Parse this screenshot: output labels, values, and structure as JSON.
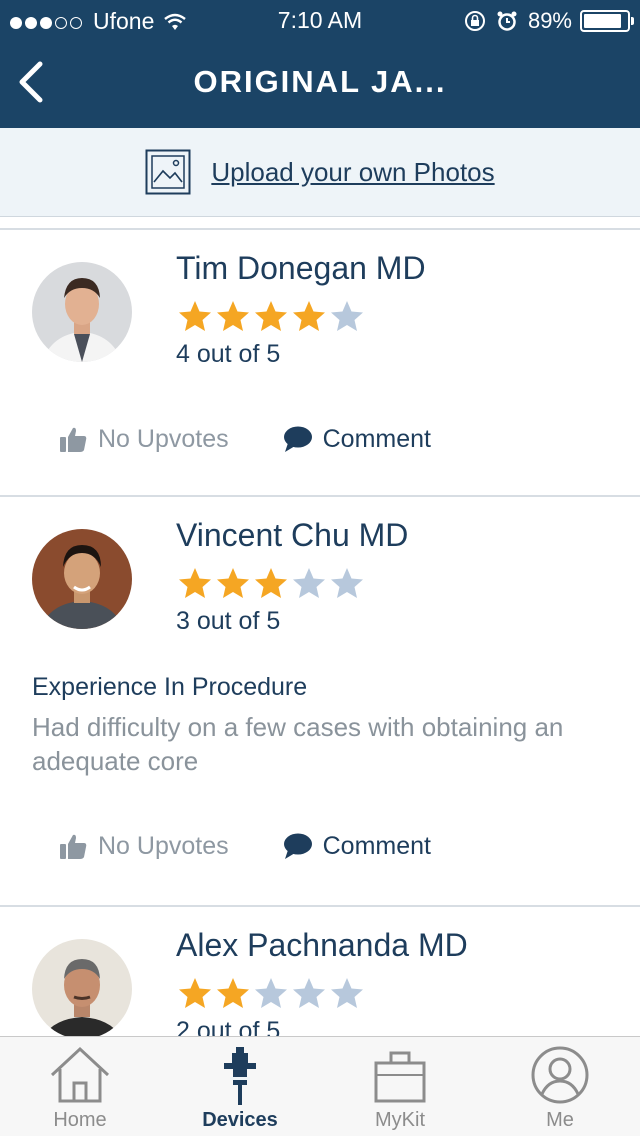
{
  "status_bar": {
    "carrier": "Ufone",
    "time": "7:10 AM",
    "battery": "89%",
    "battery_level": 0.89
  },
  "header": {
    "title": "ORIGINAL JA..."
  },
  "upload": {
    "label": "Upload your own Photos"
  },
  "reviews": [
    {
      "name": "Tim Donegan MD",
      "rating": 4,
      "score_text": "4 out of 5",
      "upvotes": "No Upvotes",
      "comment": "Comment"
    },
    {
      "name": "Vincent Chu MD",
      "rating": 3,
      "score_text": "3 out of 5",
      "review_title": "Experience In Procedure",
      "review_text": "Had difficulty on a few cases with obtaining an adequate core",
      "upvotes": "No Upvotes",
      "comment": "Comment"
    },
    {
      "name": "Alex Pachnanda MD",
      "rating": 2,
      "score_text": "2 out of 5"
    }
  ],
  "tabs": [
    {
      "label": "Home",
      "icon": "home-icon"
    },
    {
      "label": "Devices",
      "icon": "devices-icon"
    },
    {
      "label": "MyKit",
      "icon": "mykit-icon"
    },
    {
      "label": "Me",
      "icon": "user-icon"
    }
  ],
  "colors": {
    "header": "#1b4466",
    "star_on": "#f5a623",
    "star_off": "#b7c8dc",
    "text": "#1e3d5c"
  }
}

▸ The exercise
Transcribe the listing in full. Omit the pictures and keep every line exact.

▸ Answer
Parse this screenshot: output labels, values, and structure as JSON.
{
  "status_bar": {
    "carrier": "Ufone",
    "time": "7:10 AM",
    "battery": "89%",
    "battery_level": 0.89
  },
  "header": {
    "title": "ORIGINAL JA..."
  },
  "upload": {
    "label": "Upload your own Photos"
  },
  "reviews": [
    {
      "name": "Tim Donegan MD",
      "rating": 4,
      "score_text": "4 out of 5",
      "upvotes": "No Upvotes",
      "comment": "Comment"
    },
    {
      "name": "Vincent Chu MD",
      "rating": 3,
      "score_text": "3 out of 5",
      "review_title": "Experience In Procedure",
      "review_text": "Had difficulty on a few cases with obtaining an adequate core",
      "upvotes": "No Upvotes",
      "comment": "Comment"
    },
    {
      "name": "Alex Pachnanda MD",
      "rating": 2,
      "score_text": "2 out of 5"
    }
  ],
  "tabs": [
    {
      "label": "Home",
      "icon": "home-icon"
    },
    {
      "label": "Devices",
      "icon": "devices-icon"
    },
    {
      "label": "MyKit",
      "icon": "mykit-icon"
    },
    {
      "label": "Me",
      "icon": "user-icon"
    }
  ],
  "colors": {
    "header": "#1b4466",
    "star_on": "#f5a623",
    "star_off": "#b7c8dc",
    "text": "#1e3d5c"
  }
}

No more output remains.